*Exercise aim*: All of the listing below must be repeated word for word. Pictures are the only thing to omit.

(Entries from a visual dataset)
■ ■ ■ ■ ■ ■ ■
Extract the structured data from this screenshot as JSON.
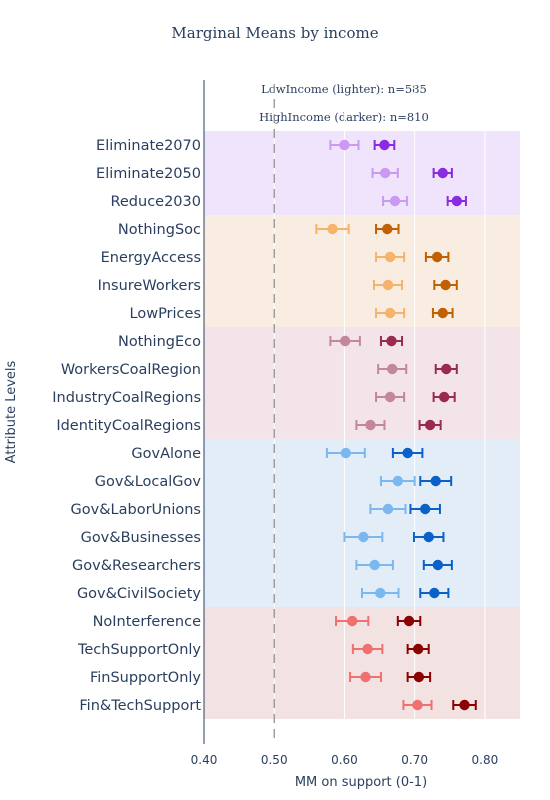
{
  "chart_data": {
    "type": "scatter",
    "title": "Marginal Means by income",
    "xlabel": "MM on support (0-1)",
    "ylabel": "Attribute Levels",
    "xlim": [
      0.4,
      0.85
    ],
    "xticks": [
      "0.40",
      "0.50",
      "0.60",
      "0.70",
      "0.80"
    ],
    "reference_line": 0.5,
    "legend": {
      "low": "LowIncome (lighter): n=585",
      "high": "HighIncome (darker): n=810"
    },
    "categories": [
      "Eliminate2070",
      "Eliminate2050",
      "Reduce2030",
      "NothingSoc",
      "EnergyAccess",
      "InsureWorkers",
      "LowPrices",
      "NothingEco",
      "WorkersCoalRegion",
      "IndustryCoalRegions",
      "IdentityCoalRegions",
      "GovAlone",
      "Gov&LocalGov",
      "Gov&LaborUnions",
      "Gov&Businesses",
      "Gov&Researchers",
      "Gov&CivilSociety",
      "NoInterference",
      "TechSupportOnly",
      "FinSupportOnly",
      "Fin&TechSupport"
    ],
    "groups": [
      {
        "items": [
          0,
          1,
          2
        ],
        "band_color": "#f0e4fc",
        "low_color": "#cc99f0",
        "high_color": "#8a2be2"
      },
      {
        "items": [
          3,
          4,
          5,
          6
        ],
        "band_color": "#f9ede2",
        "low_color": "#f5b36b",
        "high_color": "#c06000"
      },
      {
        "items": [
          7,
          8,
          9,
          10
        ],
        "band_color": "#f3e4e9",
        "low_color": "#c4869a",
        "high_color": "#9b2a50"
      },
      {
        "items": [
          11,
          12,
          13,
          14,
          15,
          16
        ],
        "band_color": "#e2edf8",
        "low_color": "#7ab8ef",
        "high_color": "#0a62c9"
      },
      {
        "items": [
          17,
          18,
          19,
          20
        ],
        "band_color": "#f3e2e2",
        "low_color": "#f07070",
        "high_color": "#8b0000"
      }
    ],
    "series": [
      {
        "name": "LowIncome (lighter): n=585",
        "values": [
          0.6,
          0.658,
          0.672,
          0.583,
          0.665,
          0.662,
          0.665,
          0.601,
          0.668,
          0.665,
          0.637,
          0.602,
          0.676,
          0.662,
          0.627,
          0.643,
          0.651,
          0.611,
          0.633,
          0.63,
          0.704
        ],
        "ci_low": [
          0.58,
          0.64,
          0.655,
          0.56,
          0.645,
          0.642,
          0.645,
          0.58,
          0.648,
          0.645,
          0.617,
          0.575,
          0.652,
          0.637,
          0.6,
          0.617,
          0.625,
          0.588,
          0.612,
          0.608,
          0.684
        ],
        "ci_high": [
          0.62,
          0.676,
          0.689,
          0.606,
          0.685,
          0.682,
          0.685,
          0.622,
          0.688,
          0.685,
          0.657,
          0.629,
          0.7,
          0.687,
          0.654,
          0.669,
          0.677,
          0.634,
          0.654,
          0.652,
          0.724
        ]
      },
      {
        "name": "HighIncome (darker): n=810",
        "values": [
          0.657,
          0.74,
          0.76,
          0.661,
          0.732,
          0.744,
          0.74,
          0.667,
          0.745,
          0.742,
          0.722,
          0.69,
          0.73,
          0.715,
          0.72,
          0.733,
          0.728,
          0.692,
          0.705,
          0.706,
          0.771
        ],
        "ci_low": [
          0.643,
          0.727,
          0.747,
          0.645,
          0.716,
          0.728,
          0.726,
          0.652,
          0.73,
          0.727,
          0.707,
          0.669,
          0.708,
          0.694,
          0.699,
          0.713,
          0.708,
          0.676,
          0.69,
          0.69,
          0.755
        ],
        "ci_high": [
          0.671,
          0.753,
          0.773,
          0.677,
          0.748,
          0.76,
          0.754,
          0.682,
          0.76,
          0.757,
          0.737,
          0.711,
          0.752,
          0.736,
          0.741,
          0.753,
          0.748,
          0.708,
          0.72,
          0.722,
          0.787
        ]
      }
    ]
  }
}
■ ■ ■ ■ ■ ■ ■
*Result*:
Extract the structured data from this screenshot as JSON.
{
  "chart_data": {
    "type": "scatter",
    "title": "Marginal Means by income",
    "xlabel": "MM on support (0-1)",
    "ylabel": "Attribute Levels",
    "xlim": [
      0.4,
      0.85
    ],
    "xticks": [
      "0.40",
      "0.50",
      "0.60",
      "0.70",
      "0.80"
    ],
    "reference_line": 0.5,
    "legend": {
      "low": "LowIncome (lighter): n=585",
      "high": "HighIncome (darker): n=810"
    },
    "categories": [
      "Eliminate2070",
      "Eliminate2050",
      "Reduce2030",
      "NothingSoc",
      "EnergyAccess",
      "InsureWorkers",
      "LowPrices",
      "NothingEco",
      "WorkersCoalRegion",
      "IndustryCoalRegions",
      "IdentityCoalRegions",
      "GovAlone",
      "Gov&LocalGov",
      "Gov&LaborUnions",
      "Gov&Businesses",
      "Gov&Researchers",
      "Gov&CivilSociety",
      "NoInterference",
      "TechSupportOnly",
      "FinSupportOnly",
      "Fin&TechSupport"
    ],
    "groups": [
      {
        "items": [
          0,
          1,
          2
        ],
        "band_color": "#f0e4fc",
        "low_color": "#cc99f0",
        "high_color": "#8a2be2"
      },
      {
        "items": [
          3,
          4,
          5,
          6
        ],
        "band_color": "#f9ede2",
        "low_color": "#f5b36b",
        "high_color": "#c06000"
      },
      {
        "items": [
          7,
          8,
          9,
          10
        ],
        "band_color": "#f3e4e9",
        "low_color": "#c4869a",
        "high_color": "#9b2a50"
      },
      {
        "items": [
          11,
          12,
          13,
          14,
          15,
          16
        ],
        "band_color": "#e2edf8",
        "low_color": "#7ab8ef",
        "high_color": "#0a62c9"
      },
      {
        "items": [
          17,
          18,
          19,
          20
        ],
        "band_color": "#f3e2e2",
        "low_color": "#f07070",
        "high_color": "#8b0000"
      }
    ],
    "series": [
      {
        "name": "LowIncome (lighter): n=585",
        "values": [
          0.6,
          0.658,
          0.672,
          0.583,
          0.665,
          0.662,
          0.665,
          0.601,
          0.668,
          0.665,
          0.637,
          0.602,
          0.676,
          0.662,
          0.627,
          0.643,
          0.651,
          0.611,
          0.633,
          0.63,
          0.704
        ],
        "ci_low": [
          0.58,
          0.64,
          0.655,
          0.56,
          0.645,
          0.642,
          0.645,
          0.58,
          0.648,
          0.645,
          0.617,
          0.575,
          0.652,
          0.637,
          0.6,
          0.617,
          0.625,
          0.588,
          0.612,
          0.608,
          0.684
        ],
        "ci_high": [
          0.62,
          0.676,
          0.689,
          0.606,
          0.685,
          0.682,
          0.685,
          0.622,
          0.688,
          0.685,
          0.657,
          0.629,
          0.7,
          0.687,
          0.654,
          0.669,
          0.677,
          0.634,
          0.654,
          0.652,
          0.724
        ]
      },
      {
        "name": "HighIncome (darker): n=810",
        "values": [
          0.657,
          0.74,
          0.76,
          0.661,
          0.732,
          0.744,
          0.74,
          0.667,
          0.745,
          0.742,
          0.722,
          0.69,
          0.73,
          0.715,
          0.72,
          0.733,
          0.728,
          0.692,
          0.705,
          0.706,
          0.771
        ],
        "ci_low": [
          0.643,
          0.727,
          0.747,
          0.645,
          0.716,
          0.728,
          0.726,
          0.652,
          0.73,
          0.727,
          0.707,
          0.669,
          0.708,
          0.694,
          0.699,
          0.713,
          0.708,
          0.676,
          0.69,
          0.69,
          0.755
        ],
        "ci_high": [
          0.671,
          0.753,
          0.773,
          0.677,
          0.748,
          0.76,
          0.754,
          0.682,
          0.76,
          0.757,
          0.737,
          0.711,
          0.752,
          0.736,
          0.741,
          0.753,
          0.748,
          0.708,
          0.72,
          0.722,
          0.787
        ]
      }
    ]
  }
}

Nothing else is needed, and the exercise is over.